Listing:
————
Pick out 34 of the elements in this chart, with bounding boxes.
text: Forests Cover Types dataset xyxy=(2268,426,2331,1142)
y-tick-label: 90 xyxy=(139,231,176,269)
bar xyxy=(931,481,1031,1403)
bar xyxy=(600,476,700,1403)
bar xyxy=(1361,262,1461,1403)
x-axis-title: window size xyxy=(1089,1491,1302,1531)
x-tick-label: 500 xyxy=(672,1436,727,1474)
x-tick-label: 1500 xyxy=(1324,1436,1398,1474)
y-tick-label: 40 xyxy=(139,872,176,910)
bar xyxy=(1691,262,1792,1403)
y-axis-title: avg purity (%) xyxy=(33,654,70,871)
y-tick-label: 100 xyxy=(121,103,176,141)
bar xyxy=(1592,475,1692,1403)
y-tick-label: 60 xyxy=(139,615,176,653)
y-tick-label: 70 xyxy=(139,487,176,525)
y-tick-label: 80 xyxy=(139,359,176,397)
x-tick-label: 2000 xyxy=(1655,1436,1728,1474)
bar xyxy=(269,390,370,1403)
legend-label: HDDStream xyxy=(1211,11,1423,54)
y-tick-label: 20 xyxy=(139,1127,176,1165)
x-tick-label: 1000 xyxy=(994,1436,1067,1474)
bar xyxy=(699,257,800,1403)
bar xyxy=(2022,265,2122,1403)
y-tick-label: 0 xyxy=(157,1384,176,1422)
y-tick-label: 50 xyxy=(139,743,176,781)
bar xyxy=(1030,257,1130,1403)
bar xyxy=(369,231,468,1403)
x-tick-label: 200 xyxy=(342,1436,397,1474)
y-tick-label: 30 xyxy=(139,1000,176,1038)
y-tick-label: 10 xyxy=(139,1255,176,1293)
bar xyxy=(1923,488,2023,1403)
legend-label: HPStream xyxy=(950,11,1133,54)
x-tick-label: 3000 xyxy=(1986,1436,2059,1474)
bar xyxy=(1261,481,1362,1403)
————
Problem to work on: Rewrite the records above as a JSON list of strings, one string per line, leaving out any blank lines.

The output:
[
  "Pick out 34 of the elements in this chart, with bounding boxes.",
  "text: Forests Cover Types dataset xyxy=(2268,426,2331,1142)",
  "y-tick-label: 90 xyxy=(139,231,176,269)",
  "bar xyxy=(931,481,1031,1403)",
  "bar xyxy=(600,476,700,1403)",
  "bar xyxy=(1361,262,1461,1403)",
  "x-axis-title: window size xyxy=(1089,1491,1302,1531)",
  "x-tick-label: 500 xyxy=(672,1436,727,1474)",
  "x-tick-label: 1500 xyxy=(1324,1436,1398,1474)",
  "y-tick-label: 40 xyxy=(139,872,176,910)",
  "bar xyxy=(1691,262,1792,1403)",
  "y-axis-title: avg purity (%) xyxy=(33,654,70,871)",
  "y-tick-label: 100 xyxy=(121,103,176,141)",
  "bar xyxy=(1592,475,1692,1403)",
  "y-tick-label: 60 xyxy=(139,615,176,653)",
  "y-tick-label: 70 xyxy=(139,487,176,525)",
  "y-tick-label: 80 xyxy=(139,359,176,397)",
  "x-tick-label: 2000 xyxy=(1655,1436,1728,1474)",
  "bar xyxy=(269,390,370,1403)",
  "legend-label: HDDStream xyxy=(1211,11,1423,54)",
  "y-tick-label: 20 xyxy=(139,1127,176,1165)",
  "x-tick-label: 1000 xyxy=(994,1436,1067,1474)",
  "bar xyxy=(699,257,800,1403)",
  "bar xyxy=(2022,265,2122,1403)",
  "y-tick-label: 0 xyxy=(157,1384,176,1422)",
  "y-tick-label: 50 xyxy=(139,743,176,781)",
  "bar xyxy=(1030,257,1130,1403)",
  "bar xyxy=(369,231,468,1403)",
  "x-tick-label: 200 xyxy=(342,1436,397,1474)",
  "y-tick-label: 30 xyxy=(139,1000,176,1038)",
  "y-tick-label: 10 xyxy=(139,1255,176,1293)",
  "bar xyxy=(1923,488,2023,1403)",
  "legend-label: HPStream xyxy=(950,11,1133,54)",
  "x-tick-label: 3000 xyxy=(1986,1436,2059,1474)",
  "bar xyxy=(1261,481,1362,1403)"
]